Task objective
Return the number of lines holding "data", with nothing added.

Records provided
======
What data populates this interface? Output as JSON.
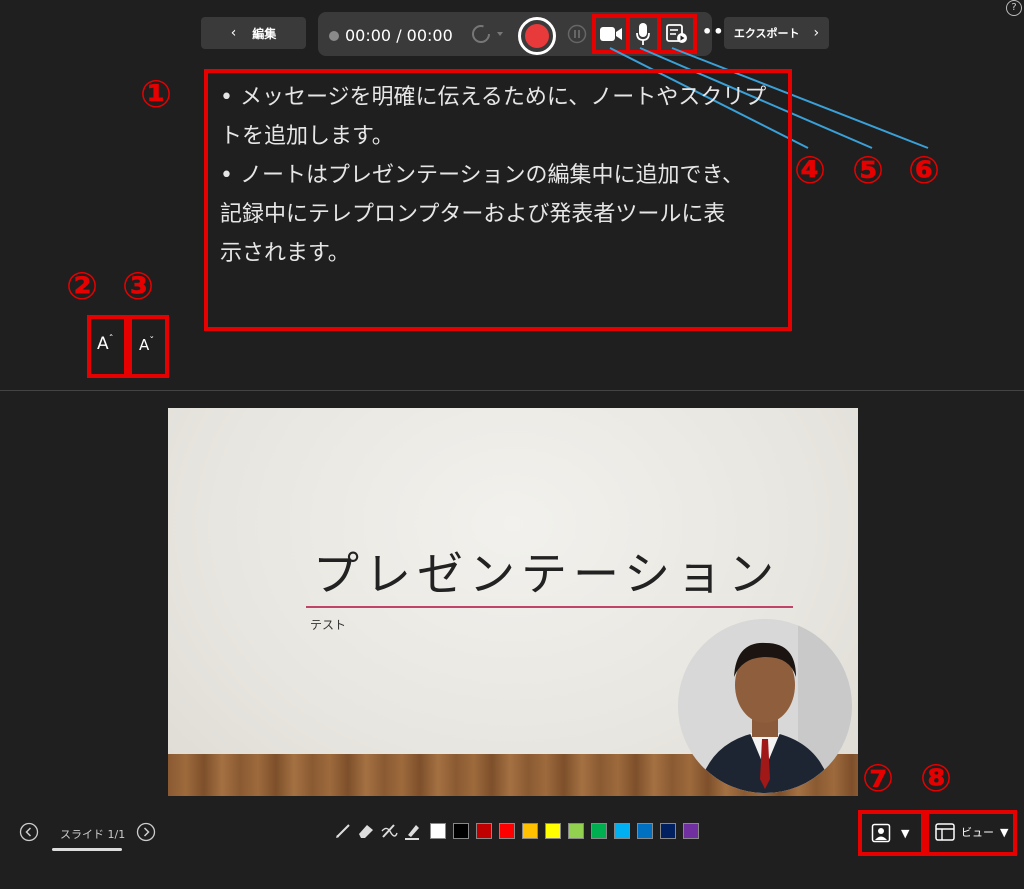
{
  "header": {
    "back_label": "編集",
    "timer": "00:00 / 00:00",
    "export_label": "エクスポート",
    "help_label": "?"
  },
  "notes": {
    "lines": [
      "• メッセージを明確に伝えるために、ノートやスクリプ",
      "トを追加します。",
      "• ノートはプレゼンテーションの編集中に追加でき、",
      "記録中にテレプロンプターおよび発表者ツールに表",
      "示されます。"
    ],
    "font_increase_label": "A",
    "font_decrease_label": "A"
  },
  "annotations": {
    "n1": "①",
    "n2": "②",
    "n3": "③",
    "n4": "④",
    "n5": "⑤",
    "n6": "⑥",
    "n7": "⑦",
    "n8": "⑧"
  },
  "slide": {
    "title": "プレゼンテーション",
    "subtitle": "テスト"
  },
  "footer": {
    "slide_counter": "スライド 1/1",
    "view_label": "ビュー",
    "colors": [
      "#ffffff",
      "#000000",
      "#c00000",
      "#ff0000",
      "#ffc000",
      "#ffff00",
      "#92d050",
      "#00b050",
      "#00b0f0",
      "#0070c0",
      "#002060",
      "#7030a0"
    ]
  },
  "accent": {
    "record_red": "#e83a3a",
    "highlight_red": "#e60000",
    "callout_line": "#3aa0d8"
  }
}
======
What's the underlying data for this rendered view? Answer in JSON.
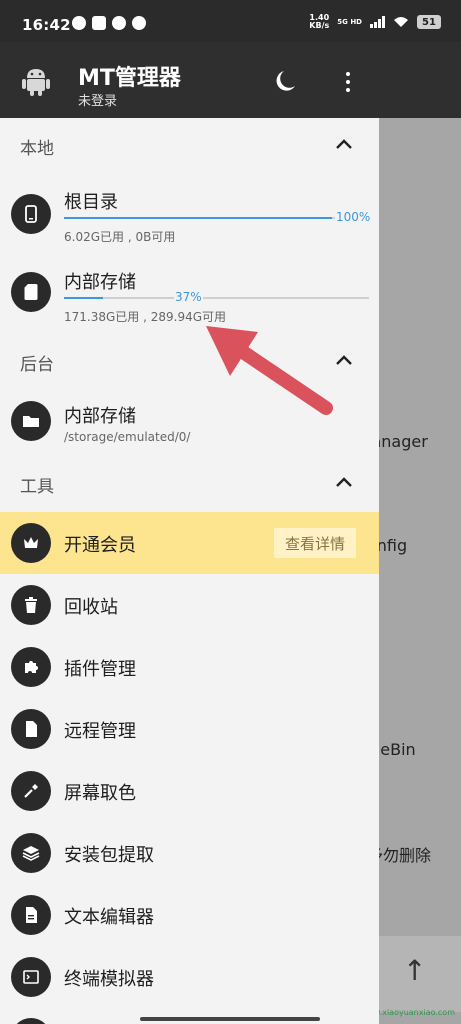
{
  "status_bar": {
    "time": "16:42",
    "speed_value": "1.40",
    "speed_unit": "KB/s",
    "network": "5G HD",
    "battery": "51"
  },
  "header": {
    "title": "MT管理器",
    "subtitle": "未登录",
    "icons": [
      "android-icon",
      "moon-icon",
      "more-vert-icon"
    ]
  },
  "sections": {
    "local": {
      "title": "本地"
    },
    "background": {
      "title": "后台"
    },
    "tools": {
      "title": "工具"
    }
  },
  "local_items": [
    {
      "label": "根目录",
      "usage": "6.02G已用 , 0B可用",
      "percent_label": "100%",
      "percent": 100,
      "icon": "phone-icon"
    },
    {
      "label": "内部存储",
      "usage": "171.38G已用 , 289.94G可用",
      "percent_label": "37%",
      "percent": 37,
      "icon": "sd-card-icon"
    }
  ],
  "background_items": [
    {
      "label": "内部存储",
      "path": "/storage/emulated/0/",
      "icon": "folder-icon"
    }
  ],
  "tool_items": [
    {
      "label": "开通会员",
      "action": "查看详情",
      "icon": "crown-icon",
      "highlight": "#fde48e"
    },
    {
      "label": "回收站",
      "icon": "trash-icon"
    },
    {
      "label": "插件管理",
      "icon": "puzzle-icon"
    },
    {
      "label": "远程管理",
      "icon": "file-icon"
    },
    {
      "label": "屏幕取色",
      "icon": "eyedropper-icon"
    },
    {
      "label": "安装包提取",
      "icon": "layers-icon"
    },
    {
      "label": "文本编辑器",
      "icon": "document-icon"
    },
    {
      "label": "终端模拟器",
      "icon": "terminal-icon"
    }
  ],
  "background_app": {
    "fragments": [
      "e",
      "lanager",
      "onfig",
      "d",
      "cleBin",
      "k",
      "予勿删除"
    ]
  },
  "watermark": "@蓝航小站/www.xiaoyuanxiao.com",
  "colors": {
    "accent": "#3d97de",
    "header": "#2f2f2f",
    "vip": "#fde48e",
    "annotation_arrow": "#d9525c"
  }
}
======
Exercise result
2